■ What is required: Each record below must be returned exactly as shown.

☆ ☆ ☆ ☆ ☆ ☆ ☆

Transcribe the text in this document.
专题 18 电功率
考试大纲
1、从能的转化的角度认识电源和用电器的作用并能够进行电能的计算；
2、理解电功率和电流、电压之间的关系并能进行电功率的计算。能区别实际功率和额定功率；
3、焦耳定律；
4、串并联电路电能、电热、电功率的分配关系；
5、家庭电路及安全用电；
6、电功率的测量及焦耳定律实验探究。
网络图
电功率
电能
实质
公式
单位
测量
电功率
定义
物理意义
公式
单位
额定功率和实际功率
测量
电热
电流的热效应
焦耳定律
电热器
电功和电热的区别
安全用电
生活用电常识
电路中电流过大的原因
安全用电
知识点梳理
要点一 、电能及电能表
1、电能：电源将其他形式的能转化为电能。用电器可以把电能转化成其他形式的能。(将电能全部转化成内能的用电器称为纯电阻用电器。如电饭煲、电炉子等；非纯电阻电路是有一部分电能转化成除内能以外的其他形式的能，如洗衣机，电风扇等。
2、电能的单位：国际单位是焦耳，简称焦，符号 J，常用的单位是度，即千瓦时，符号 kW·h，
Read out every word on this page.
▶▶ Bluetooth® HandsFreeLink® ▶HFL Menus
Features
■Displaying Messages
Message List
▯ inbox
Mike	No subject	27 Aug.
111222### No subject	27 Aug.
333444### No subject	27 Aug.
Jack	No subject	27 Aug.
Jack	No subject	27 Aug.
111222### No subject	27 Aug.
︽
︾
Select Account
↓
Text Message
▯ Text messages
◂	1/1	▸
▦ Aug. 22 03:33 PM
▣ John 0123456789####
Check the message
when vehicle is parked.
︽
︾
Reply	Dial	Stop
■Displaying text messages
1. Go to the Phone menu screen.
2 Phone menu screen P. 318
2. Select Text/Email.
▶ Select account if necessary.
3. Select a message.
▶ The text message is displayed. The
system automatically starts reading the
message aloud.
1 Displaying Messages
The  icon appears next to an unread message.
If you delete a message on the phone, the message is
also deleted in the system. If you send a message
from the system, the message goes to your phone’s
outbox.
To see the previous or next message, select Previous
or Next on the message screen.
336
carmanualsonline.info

☆ ☆ ☆ ☆ ☆ ☆ ☆

■ Answer to this problem:
Transcribe the text in this document.
专题 18 电功率
考试大纲
1、从能的转化的角度认识电源和用电器的作用并能够进行电能的计算；
2、理解电功率和电流、电压之间的关系并能进行电功率的计算。能区别实际功率和额定功率；
3、焦耳定律；
4、串并联电路电能、电热、电功率的分配关系；
5、家庭电路及安全用电；
6、电功率的测量及焦耳定律实验探究。
网络图
电功率
电能
实质
公式
单位
测量
电功率
定义
物理意义
公式
单位
额定功率和实际功率
测量
电热
电流的热效应
焦耳定律
电热器
电功和电热的区别
安全用电
生活用电常识
电路中电流过大的原因
安全用电
知识点梳理
要点一 、电能及电能表
1、电能：电源将其他形式的能转化为电能。用电器可以把电能转化成其他形式的能。(将电能全部转化成内能的用电器称为纯电阻用电器。如电饭煲、电炉子等；非纯电阻电路是有一部分电能转化成除内能以外的其他形式的能，如洗衣机，电风扇等。
2、电能的单位：国际单位是焦耳，简称焦，符号 J，常用的单位是度，即千瓦时，符号 kW·h，
Read out every word on this page.
▶▶ Bluetooth® HandsFreeLink® ▶HFL Menus
Features
■Displaying Messages
Message List
▯ inbox
Mike	No subject	27 Aug.
111222### No subject	27 Aug.
333444### No subject	27 Aug.
Jack	No subject	27 Aug.
Jack	No subject	27 Aug.
111222### No subject	27 Aug.
︽
︾
Select Account
↓
Text Message
▯ Text messages
◂	1/1	▸
▦ Aug. 22 03:33 PM
▣ John 0123456789####
Check the message
when vehicle is parked.
︽
︾
Reply	Dial	Stop
■Displaying text messages
1. Go to the Phone menu screen.
2 Phone menu screen P. 318
2. Select Text/Email.
▶ Select account if necessary.
3. Select a message.
▶ The text message is displayed. The
system automatically starts reading the
message aloud.
1 Displaying Messages
The  icon appears next to an unread message.
If you delete a message on the phone, the message is
also deleted in the system. If you send a message
from the system, the message goes to your phone’s
outbox.
To see the previous or next message, select Previous
or Next on the message screen.
336
carmanualsonline.info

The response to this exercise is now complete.